__Stated exercise__: For each line in the data below that holds "Output", return a copy.

[Stored data entries]
========================================================================
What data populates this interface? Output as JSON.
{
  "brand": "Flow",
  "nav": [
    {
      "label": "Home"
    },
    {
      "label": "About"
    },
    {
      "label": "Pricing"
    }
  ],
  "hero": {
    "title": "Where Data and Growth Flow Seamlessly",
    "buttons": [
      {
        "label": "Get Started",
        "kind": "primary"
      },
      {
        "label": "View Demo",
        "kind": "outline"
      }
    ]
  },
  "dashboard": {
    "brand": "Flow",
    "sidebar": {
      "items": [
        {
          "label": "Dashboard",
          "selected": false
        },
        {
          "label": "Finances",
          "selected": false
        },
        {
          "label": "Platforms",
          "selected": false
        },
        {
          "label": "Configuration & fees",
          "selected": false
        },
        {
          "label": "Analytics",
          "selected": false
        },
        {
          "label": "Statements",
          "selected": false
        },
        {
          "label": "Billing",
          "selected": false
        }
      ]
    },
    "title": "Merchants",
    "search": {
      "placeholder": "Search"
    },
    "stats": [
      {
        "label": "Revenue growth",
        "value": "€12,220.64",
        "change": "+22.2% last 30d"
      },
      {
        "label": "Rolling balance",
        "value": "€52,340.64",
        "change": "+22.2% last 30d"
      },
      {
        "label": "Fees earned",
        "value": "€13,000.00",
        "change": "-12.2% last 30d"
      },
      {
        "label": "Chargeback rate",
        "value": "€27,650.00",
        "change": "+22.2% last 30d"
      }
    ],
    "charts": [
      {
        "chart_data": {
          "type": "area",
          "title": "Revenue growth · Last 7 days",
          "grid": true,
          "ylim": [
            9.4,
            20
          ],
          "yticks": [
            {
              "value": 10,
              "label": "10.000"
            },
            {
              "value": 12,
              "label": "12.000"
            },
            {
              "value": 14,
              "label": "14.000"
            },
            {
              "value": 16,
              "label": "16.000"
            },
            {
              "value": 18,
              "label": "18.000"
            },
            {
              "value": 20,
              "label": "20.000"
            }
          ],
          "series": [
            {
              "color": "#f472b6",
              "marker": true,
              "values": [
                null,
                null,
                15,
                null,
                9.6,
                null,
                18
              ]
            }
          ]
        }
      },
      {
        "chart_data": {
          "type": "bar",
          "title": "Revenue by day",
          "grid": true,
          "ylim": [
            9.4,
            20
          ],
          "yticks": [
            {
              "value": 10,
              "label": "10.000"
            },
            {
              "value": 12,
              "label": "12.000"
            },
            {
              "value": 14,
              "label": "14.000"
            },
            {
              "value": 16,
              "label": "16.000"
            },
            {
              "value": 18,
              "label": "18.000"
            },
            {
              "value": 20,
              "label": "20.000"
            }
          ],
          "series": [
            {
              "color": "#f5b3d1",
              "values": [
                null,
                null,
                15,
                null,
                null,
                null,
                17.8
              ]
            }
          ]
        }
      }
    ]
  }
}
========================================================================
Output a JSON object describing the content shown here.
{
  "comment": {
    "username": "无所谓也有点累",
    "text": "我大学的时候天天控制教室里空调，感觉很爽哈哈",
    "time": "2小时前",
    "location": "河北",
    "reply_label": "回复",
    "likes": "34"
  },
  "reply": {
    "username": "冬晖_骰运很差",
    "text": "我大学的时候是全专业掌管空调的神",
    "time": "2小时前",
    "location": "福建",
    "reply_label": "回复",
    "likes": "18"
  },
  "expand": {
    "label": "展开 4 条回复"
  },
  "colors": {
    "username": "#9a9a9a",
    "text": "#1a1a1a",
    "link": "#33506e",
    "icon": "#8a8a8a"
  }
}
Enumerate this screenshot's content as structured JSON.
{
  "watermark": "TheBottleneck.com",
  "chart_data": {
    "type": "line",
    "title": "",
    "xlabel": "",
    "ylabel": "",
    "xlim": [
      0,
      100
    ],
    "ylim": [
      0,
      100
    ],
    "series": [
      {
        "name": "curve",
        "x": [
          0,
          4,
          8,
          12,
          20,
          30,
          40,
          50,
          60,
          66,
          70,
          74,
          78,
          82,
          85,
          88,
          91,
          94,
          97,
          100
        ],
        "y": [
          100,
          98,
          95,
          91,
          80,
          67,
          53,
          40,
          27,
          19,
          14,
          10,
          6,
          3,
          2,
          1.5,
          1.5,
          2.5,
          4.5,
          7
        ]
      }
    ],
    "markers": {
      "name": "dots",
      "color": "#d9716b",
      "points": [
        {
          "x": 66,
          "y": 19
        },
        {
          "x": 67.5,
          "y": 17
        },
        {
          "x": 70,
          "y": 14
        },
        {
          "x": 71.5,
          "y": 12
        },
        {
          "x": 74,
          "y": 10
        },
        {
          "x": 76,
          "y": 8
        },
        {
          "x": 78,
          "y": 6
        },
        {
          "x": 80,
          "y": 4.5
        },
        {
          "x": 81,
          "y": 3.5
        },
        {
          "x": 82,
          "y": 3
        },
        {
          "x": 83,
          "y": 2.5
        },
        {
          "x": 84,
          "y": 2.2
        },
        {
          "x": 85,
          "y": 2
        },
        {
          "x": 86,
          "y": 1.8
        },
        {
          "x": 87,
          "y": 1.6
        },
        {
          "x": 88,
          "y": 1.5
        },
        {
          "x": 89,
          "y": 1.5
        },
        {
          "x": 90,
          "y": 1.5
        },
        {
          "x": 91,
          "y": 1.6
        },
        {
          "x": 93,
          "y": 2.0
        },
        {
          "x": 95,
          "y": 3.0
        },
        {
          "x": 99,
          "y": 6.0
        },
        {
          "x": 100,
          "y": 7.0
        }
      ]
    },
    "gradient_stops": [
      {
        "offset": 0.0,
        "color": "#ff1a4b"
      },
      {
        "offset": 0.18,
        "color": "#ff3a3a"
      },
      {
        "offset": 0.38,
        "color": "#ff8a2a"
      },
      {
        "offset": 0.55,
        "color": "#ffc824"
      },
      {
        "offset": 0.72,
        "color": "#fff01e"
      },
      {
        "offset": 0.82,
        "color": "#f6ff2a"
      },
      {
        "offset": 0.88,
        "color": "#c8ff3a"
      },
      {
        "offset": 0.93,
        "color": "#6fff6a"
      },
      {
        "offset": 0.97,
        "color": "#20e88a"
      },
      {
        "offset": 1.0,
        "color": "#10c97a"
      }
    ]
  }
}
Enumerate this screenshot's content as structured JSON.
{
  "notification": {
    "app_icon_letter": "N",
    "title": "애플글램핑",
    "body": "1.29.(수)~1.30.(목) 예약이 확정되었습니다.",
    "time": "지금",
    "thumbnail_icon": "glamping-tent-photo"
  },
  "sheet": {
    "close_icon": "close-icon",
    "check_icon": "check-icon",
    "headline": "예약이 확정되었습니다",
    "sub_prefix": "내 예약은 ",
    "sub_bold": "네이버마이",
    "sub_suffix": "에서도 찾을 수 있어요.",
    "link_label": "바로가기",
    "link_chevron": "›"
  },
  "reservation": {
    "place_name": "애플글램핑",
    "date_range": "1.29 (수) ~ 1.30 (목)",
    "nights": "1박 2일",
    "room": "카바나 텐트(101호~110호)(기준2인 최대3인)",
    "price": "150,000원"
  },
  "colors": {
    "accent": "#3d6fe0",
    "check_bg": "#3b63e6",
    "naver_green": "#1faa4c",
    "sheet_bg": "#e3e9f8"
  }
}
========================================================================
__Task result__:
What data populates this interface? Output as JSON.
Output a JSON object describing the content shown here.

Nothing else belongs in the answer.